◆ YOUR INSTRUCTIONS ◆
Work out the number of lines that hold "fördjupning" in the listing, and give that number with no other text.
▼▼▼
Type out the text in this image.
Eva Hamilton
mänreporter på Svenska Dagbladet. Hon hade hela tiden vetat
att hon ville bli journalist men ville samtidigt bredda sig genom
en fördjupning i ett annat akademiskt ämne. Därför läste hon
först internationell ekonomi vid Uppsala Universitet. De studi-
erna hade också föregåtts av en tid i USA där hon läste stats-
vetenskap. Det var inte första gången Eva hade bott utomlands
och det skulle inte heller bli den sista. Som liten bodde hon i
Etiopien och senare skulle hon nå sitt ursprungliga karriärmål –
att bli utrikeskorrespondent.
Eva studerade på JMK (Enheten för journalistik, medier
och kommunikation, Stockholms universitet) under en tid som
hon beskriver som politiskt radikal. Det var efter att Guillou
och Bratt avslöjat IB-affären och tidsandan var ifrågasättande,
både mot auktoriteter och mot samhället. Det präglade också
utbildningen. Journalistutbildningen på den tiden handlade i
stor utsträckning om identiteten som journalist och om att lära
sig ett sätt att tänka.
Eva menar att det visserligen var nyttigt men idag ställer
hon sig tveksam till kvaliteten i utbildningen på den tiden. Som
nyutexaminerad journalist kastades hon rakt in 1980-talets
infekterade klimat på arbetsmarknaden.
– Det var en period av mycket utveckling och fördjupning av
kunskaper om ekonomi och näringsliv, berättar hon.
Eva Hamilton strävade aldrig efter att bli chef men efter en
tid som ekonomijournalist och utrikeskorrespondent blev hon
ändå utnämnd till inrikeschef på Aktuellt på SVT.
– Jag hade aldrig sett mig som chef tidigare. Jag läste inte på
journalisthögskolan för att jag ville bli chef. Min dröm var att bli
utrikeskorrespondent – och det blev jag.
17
▲▲▲
◆ REPLY ◆
2